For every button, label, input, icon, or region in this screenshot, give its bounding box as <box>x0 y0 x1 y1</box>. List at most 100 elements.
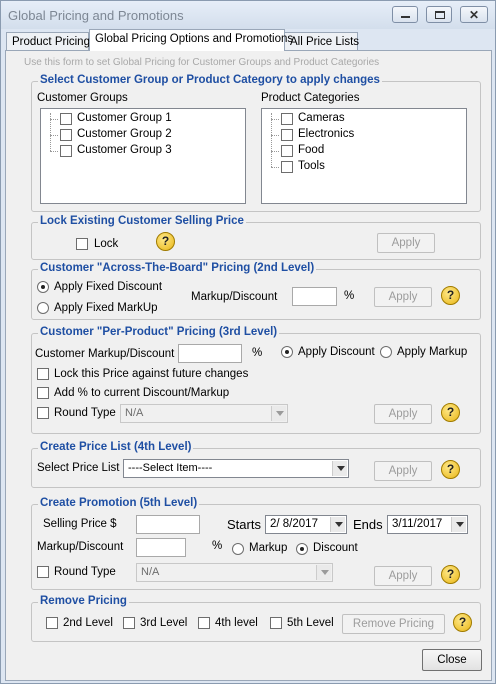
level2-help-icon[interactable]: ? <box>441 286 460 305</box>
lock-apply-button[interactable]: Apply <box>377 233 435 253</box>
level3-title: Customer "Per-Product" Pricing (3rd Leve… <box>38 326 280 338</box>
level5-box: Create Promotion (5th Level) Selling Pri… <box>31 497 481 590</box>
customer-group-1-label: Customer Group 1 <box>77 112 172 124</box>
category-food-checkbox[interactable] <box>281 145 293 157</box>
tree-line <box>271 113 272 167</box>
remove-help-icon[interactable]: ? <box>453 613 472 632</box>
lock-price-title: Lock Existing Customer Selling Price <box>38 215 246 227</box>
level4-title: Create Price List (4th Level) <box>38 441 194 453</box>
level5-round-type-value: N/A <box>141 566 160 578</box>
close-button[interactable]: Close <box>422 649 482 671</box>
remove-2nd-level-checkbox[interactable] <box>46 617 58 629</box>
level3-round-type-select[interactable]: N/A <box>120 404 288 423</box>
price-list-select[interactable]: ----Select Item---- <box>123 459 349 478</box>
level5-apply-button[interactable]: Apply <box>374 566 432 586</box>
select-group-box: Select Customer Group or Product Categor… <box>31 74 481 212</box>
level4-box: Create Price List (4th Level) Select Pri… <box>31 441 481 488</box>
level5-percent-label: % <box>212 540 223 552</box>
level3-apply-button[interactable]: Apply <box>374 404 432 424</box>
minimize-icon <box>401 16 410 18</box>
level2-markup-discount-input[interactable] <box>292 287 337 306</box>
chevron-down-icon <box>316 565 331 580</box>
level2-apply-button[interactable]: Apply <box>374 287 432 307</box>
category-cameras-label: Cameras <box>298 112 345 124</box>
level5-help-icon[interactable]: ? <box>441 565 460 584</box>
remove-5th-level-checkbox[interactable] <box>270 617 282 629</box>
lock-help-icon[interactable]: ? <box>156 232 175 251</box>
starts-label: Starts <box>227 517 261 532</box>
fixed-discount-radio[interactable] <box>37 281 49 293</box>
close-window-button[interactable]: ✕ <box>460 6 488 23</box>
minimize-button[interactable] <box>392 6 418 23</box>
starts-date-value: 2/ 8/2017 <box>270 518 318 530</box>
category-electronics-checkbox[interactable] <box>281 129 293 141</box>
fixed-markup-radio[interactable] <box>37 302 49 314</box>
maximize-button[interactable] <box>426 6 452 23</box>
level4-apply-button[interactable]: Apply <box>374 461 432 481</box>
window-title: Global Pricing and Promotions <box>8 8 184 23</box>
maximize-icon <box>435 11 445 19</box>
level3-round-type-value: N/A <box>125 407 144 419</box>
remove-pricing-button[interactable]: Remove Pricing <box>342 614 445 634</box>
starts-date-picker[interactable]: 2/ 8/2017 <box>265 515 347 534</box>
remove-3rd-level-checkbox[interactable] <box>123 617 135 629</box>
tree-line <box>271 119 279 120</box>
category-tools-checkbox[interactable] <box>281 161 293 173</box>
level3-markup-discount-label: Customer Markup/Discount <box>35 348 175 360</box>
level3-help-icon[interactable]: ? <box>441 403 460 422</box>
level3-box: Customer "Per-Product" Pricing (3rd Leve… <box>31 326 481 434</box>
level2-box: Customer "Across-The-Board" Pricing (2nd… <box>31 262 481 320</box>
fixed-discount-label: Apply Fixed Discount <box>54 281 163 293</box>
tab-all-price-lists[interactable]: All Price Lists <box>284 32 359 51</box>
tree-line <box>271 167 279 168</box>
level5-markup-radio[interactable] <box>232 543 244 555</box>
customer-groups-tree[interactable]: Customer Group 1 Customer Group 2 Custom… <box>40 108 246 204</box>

◆ **EXERCISE**
Could you reproduce every line of the entries above verbatim, omitting the picture?

◆ **RESPONSE**
For every button, label, input, icon, or region in this screenshot, give its bounding box as <box>x0 y0 x1 y1</box>. List at most 100 elements.
level2-help-icon[interactable]: ? <box>441 286 460 305</box>
lock-apply-button[interactable]: Apply <box>377 233 435 253</box>
level3-title: Customer "Per-Product" Pricing (3rd Leve… <box>38 326 280 338</box>
level5-box: Create Promotion (5th Level) Selling Pri… <box>31 497 481 590</box>
customer-group-1-label: Customer Group 1 <box>77 112 172 124</box>
category-food-checkbox[interactable] <box>281 145 293 157</box>
tree-line <box>271 113 272 167</box>
remove-help-icon[interactable]: ? <box>453 613 472 632</box>
lock-price-title: Lock Existing Customer Selling Price <box>38 215 246 227</box>
level4-title: Create Price List (4th Level) <box>38 441 194 453</box>
level5-round-type-value: N/A <box>141 566 160 578</box>
close-button[interactable]: Close <box>422 649 482 671</box>
remove-2nd-level-checkbox[interactable] <box>46 617 58 629</box>
level3-round-type-select[interactable]: N/A <box>120 404 288 423</box>
price-list-select[interactable]: ----Select Item---- <box>123 459 349 478</box>
level5-apply-button[interactable]: Apply <box>374 566 432 586</box>
select-group-box: Select Customer Group or Product Categor… <box>31 74 481 212</box>
level4-box: Create Price List (4th Level) Select Pri… <box>31 441 481 488</box>
level5-percent-label: % <box>212 540 223 552</box>
level3-apply-button[interactable]: Apply <box>374 404 432 424</box>
minimize-icon <box>401 16 410 18</box>
level2-markup-discount-input[interactable] <box>292 287 337 306</box>
chevron-down-icon <box>316 565 331 580</box>
level2-apply-button[interactable]: Apply <box>374 287 432 307</box>
category-cameras-label: Cameras <box>298 112 345 124</box>
level5-help-icon[interactable]: ? <box>441 565 460 584</box>
remove-5th-level-checkbox[interactable] <box>270 617 282 629</box>
lock-help-icon[interactable]: ? <box>156 232 175 251</box>
starts-label: Starts <box>227 517 261 532</box>
fixed-discount-radio[interactable] <box>37 281 49 293</box>
close-window-button[interactable]: ✕ <box>460 6 488 23</box>
minimize-button[interactable] <box>392 6 418 23</box>
starts-date-value: 2/ 8/2017 <box>270 518 318 530</box>
category-electronics-checkbox[interactable] <box>281 129 293 141</box>
fixed-markup-radio[interactable] <box>37 302 49 314</box>
maximize-button[interactable] <box>426 6 452 23</box>
level4-apply-button[interactable]: Apply <box>374 461 432 481</box>
window-title: Global Pricing and Promotions <box>8 8 184 23</box>
maximize-icon <box>435 11 445 19</box>
level3-round-type-value: N/A <box>125 407 144 419</box>
remove-pricing-button[interactable]: Remove Pricing <box>342 614 445 634</box>
starts-date-picker[interactable]: 2/ 8/2017 <box>265 515 347 534</box>
remove-3rd-level-checkbox[interactable] <box>123 617 135 629</box>
tree-line <box>271 119 279 120</box>
category-tools-checkbox[interactable] <box>281 161 293 173</box>
level3-markup-discount-label: Customer Markup/Discount <box>35 348 175 360</box>
level3-help-icon[interactable]: ? <box>441 403 460 422</box>
level3-box: Customer "Per-Product" Pricing (3rd Leve… <box>31 326 481 434</box>
level2-box: Customer "Across-The-Board" Pricing (2nd… <box>31 262 481 320</box>
fixed-discount-label: Apply Fixed Discount <box>54 281 163 293</box>
tab-all-price-lists[interactable]: All Price Lists <box>284 32 359 51</box>
tree-line <box>271 167 279 168</box>
level5-markup-radio[interactable] <box>232 543 244 555</box>
customer-groups-tree[interactable]: Customer Group 1 Customer Group 2 Custom… <box>40 108 246 204</box>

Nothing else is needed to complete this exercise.